(To do)
From the entries below, gather each line containing the word "Ecole".

(Data entries)
# # # # #

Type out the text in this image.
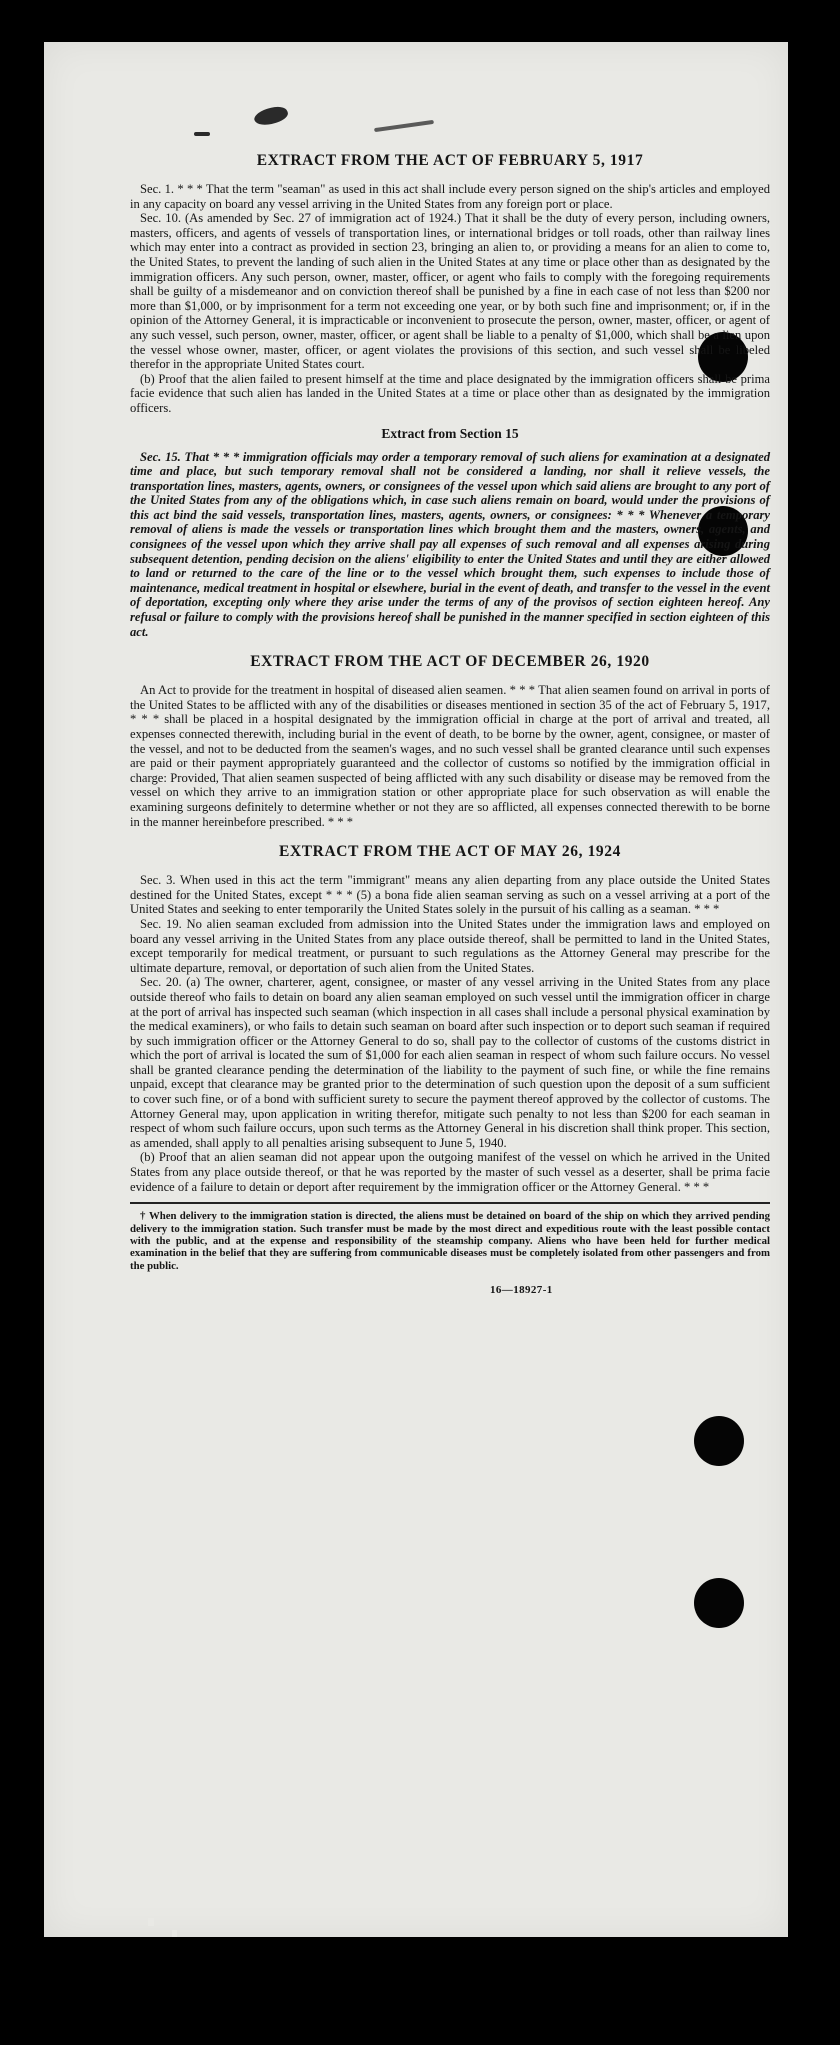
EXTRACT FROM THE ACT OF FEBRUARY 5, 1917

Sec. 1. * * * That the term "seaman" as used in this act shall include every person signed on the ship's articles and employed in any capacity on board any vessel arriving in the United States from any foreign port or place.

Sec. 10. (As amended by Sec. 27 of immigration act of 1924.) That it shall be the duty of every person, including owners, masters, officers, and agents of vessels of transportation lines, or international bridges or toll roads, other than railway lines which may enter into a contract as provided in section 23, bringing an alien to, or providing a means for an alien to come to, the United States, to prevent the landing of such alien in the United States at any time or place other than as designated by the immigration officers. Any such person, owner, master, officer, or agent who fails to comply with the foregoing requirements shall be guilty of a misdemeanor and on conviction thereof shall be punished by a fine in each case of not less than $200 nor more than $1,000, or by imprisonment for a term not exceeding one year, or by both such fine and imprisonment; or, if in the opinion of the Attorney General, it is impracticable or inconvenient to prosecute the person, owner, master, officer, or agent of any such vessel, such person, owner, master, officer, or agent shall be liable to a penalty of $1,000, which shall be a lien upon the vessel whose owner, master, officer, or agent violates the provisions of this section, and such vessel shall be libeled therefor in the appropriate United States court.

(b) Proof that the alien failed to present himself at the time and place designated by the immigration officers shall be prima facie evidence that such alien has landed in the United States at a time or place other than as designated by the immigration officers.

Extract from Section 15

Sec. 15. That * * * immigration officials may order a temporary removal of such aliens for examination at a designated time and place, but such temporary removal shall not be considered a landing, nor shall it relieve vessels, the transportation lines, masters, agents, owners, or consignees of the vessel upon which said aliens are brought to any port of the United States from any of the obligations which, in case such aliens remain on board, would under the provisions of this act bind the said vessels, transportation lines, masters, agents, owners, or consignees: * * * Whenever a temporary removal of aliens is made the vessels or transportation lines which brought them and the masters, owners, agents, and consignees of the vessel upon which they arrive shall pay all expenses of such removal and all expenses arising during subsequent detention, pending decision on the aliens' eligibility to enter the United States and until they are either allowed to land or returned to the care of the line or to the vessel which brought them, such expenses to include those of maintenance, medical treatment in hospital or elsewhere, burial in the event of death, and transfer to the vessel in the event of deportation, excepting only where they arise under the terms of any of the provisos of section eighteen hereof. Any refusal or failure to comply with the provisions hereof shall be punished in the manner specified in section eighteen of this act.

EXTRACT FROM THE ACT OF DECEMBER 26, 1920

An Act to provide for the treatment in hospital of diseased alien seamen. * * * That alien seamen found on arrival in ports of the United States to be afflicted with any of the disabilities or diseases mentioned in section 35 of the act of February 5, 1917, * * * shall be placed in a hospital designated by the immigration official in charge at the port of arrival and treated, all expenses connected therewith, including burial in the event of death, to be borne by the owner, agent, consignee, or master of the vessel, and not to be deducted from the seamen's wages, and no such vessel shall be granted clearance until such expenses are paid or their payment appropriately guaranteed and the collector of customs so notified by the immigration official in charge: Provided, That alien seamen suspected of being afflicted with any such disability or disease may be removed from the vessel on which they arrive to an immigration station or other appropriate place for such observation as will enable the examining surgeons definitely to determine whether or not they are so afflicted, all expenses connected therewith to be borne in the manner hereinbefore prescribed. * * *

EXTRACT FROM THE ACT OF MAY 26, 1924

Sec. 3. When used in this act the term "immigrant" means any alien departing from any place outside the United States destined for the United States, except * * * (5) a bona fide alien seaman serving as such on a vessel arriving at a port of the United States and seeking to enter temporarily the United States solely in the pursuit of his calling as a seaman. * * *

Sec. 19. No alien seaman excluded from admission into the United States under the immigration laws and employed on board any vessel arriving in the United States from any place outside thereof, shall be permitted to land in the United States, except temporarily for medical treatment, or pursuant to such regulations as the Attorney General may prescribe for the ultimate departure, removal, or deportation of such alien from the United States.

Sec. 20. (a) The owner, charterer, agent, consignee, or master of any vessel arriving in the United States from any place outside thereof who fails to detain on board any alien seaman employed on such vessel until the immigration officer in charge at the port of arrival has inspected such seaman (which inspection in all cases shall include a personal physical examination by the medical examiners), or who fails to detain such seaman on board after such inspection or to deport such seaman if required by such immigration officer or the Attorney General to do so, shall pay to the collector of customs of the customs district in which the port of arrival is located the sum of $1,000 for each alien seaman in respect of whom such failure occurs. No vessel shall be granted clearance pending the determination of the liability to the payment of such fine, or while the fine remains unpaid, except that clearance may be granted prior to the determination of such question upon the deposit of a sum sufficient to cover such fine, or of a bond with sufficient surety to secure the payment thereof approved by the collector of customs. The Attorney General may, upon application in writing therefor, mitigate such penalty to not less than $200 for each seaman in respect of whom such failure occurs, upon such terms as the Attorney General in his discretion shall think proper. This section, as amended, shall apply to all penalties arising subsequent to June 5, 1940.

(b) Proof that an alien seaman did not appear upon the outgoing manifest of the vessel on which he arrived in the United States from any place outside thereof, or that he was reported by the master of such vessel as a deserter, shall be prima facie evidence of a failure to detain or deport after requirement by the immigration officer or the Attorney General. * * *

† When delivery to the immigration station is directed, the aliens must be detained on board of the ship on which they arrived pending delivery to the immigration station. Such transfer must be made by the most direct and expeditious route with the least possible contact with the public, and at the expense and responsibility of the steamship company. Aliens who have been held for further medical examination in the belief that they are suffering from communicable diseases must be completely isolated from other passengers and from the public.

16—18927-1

# # # # #

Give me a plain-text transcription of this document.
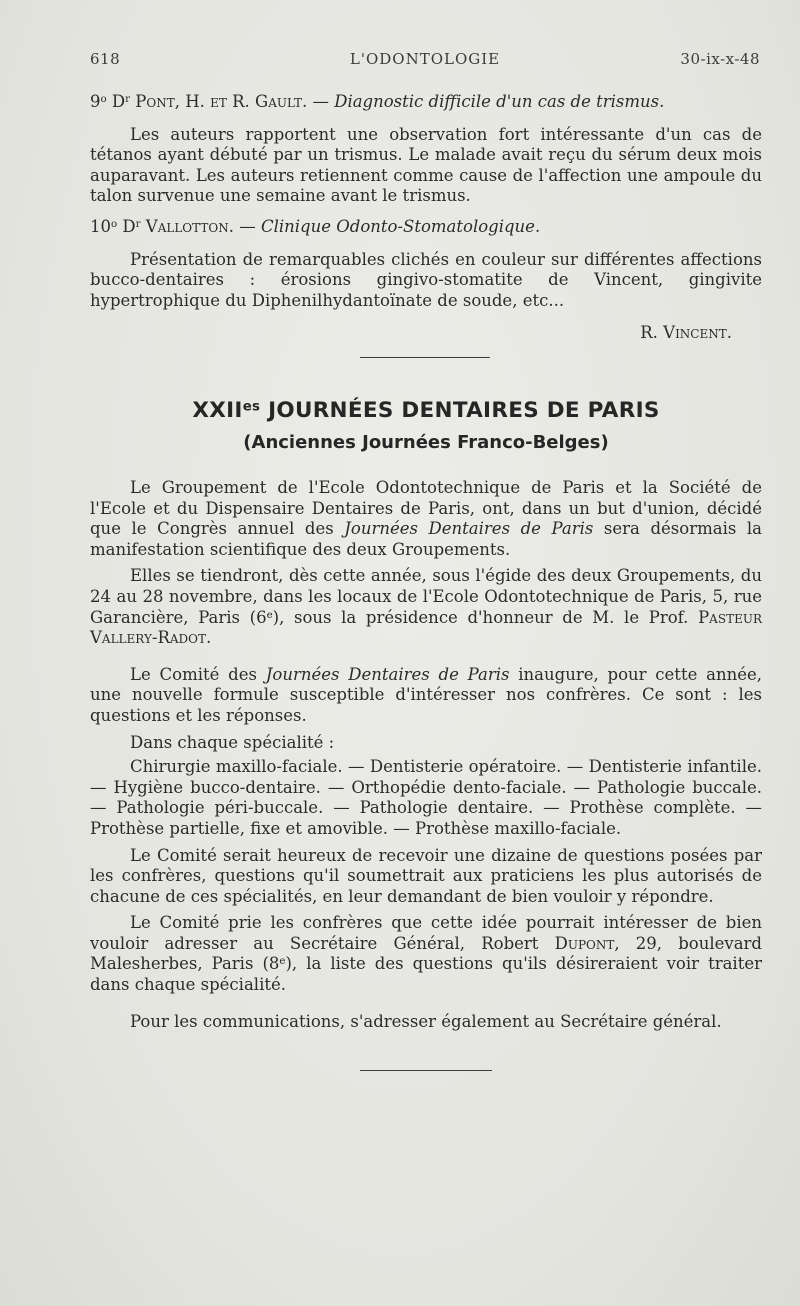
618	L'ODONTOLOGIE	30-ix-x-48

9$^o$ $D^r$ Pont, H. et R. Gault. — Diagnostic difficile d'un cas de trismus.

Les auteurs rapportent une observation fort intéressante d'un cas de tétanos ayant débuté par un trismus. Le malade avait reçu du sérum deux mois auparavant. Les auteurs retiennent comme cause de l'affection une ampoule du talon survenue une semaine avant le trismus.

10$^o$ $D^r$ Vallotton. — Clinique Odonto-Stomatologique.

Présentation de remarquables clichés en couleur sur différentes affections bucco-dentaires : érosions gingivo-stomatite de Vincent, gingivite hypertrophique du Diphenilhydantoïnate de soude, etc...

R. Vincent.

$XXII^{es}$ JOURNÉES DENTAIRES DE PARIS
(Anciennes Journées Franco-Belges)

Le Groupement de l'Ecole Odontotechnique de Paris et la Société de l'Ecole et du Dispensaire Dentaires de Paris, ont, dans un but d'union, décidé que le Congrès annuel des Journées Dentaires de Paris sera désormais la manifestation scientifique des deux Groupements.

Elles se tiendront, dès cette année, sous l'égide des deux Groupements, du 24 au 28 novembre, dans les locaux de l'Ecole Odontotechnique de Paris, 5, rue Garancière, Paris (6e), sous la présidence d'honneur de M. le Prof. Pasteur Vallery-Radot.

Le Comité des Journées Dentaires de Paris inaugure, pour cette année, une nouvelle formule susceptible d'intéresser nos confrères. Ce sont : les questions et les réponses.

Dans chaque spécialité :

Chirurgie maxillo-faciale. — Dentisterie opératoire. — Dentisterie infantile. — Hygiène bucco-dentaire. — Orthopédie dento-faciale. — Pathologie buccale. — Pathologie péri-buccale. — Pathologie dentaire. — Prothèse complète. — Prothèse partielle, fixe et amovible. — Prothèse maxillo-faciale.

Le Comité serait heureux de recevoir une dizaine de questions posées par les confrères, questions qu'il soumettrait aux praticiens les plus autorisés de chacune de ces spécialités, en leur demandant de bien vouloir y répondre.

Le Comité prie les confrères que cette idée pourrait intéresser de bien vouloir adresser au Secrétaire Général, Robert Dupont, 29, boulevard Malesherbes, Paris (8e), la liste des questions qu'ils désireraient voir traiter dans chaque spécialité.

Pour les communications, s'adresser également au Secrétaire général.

# # # # #

(The response)
Le Groupement de l'Ecole Odontotechnique de Paris et la Société de l'Ecole et du Dispensaire Dentaires de Paris, ont, dans un but d'union, décidé que le Congrès annuel des Journées Dentaires de Paris sera désormais la manifestation scientifique des deux Groupements.
Elles se tiendront, dès cette année, sous l'égide des deux Groupements, du 24 au 28 novembre, dans les locaux de l'Ecole Odontotechnique de Paris, 5, rue Garancière, Paris (6e), sous la présidence d'honneur de M. le Prof. Pasteur Vallery-Radot.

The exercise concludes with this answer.